— start of EXTRACTED ENTRIES —
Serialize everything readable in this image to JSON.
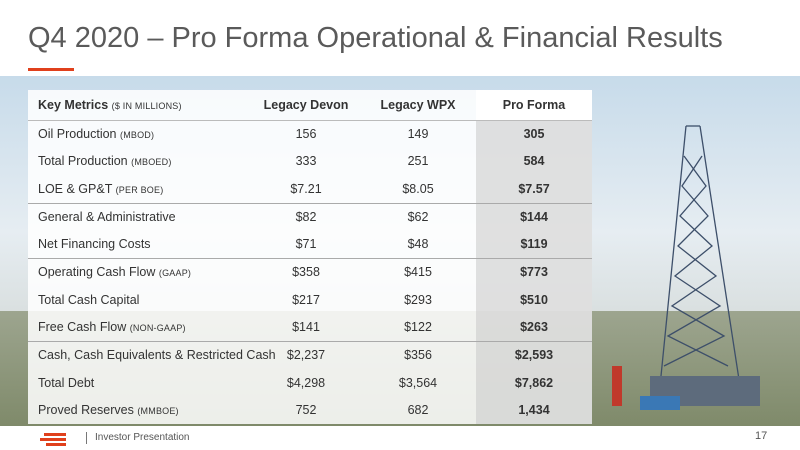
{
  "header": {
    "title": "Q4 2020 – Pro Forma Operational & Financial Results"
  },
  "table": {
    "columns": [
      "Key Metrics",
      "Legacy Devon",
      "Legacy WPX",
      "Pro Forma"
    ],
    "columns_note": "($ IN MILLIONS)",
    "rows": [
      {
        "label": "Oil Production",
        "unit": "(MBOD)",
        "values": [
          "156",
          "149",
          "305"
        ]
      },
      {
        "label": "Total Production",
        "unit": "(MBOED)",
        "values": [
          "333",
          "251",
          "584"
        ]
      },
      {
        "label": "LOE & GP&T",
        "unit": "(PER BOE)",
        "values": [
          "$7.21",
          "$8.05",
          "$7.57"
        ]
      },
      {
        "label": "General & Administrative",
        "values": [
          "$82",
          "$62",
          "$144"
        ]
      },
      {
        "label": "Net Financing Costs",
        "values": [
          "$71",
          "$48",
          "$119"
        ]
      },
      {
        "label": "Operating Cash Flow",
        "unit": "(GAAP)",
        "values": [
          "$358",
          "$415",
          "$773"
        ]
      },
      {
        "label": "Total Cash Capital",
        "values": [
          "$217",
          "$293",
          "$510"
        ]
      },
      {
        "label": "Free Cash Flow",
        "unit": "(NON-GAAP)",
        "values": [
          "$141",
          "$122",
          "$263"
        ]
      },
      {
        "label": "Cash, Cash Equivalents & Restricted Cash",
        "values": [
          "$2,237",
          "$356",
          "$2,593"
        ]
      },
      {
        "label": "Total Debt",
        "values": [
          "$4,298",
          "$3,564",
          "$7,862"
        ]
      },
      {
        "label": "Proved Reserves",
        "unit": "(MMBOE)",
        "values": [
          "752",
          "682",
          "1,434"
        ]
      }
    ]
  },
  "footer": {
    "text": "Investor Presentation",
    "page": "17"
  }
}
— end of EXTRACTED ENTRIES —
* [TASK STATEMENT]: Determine how many lines in the data above contain the string "Total". Give nothing except the number.

* [SOLUTION TO THIS TASK]: 3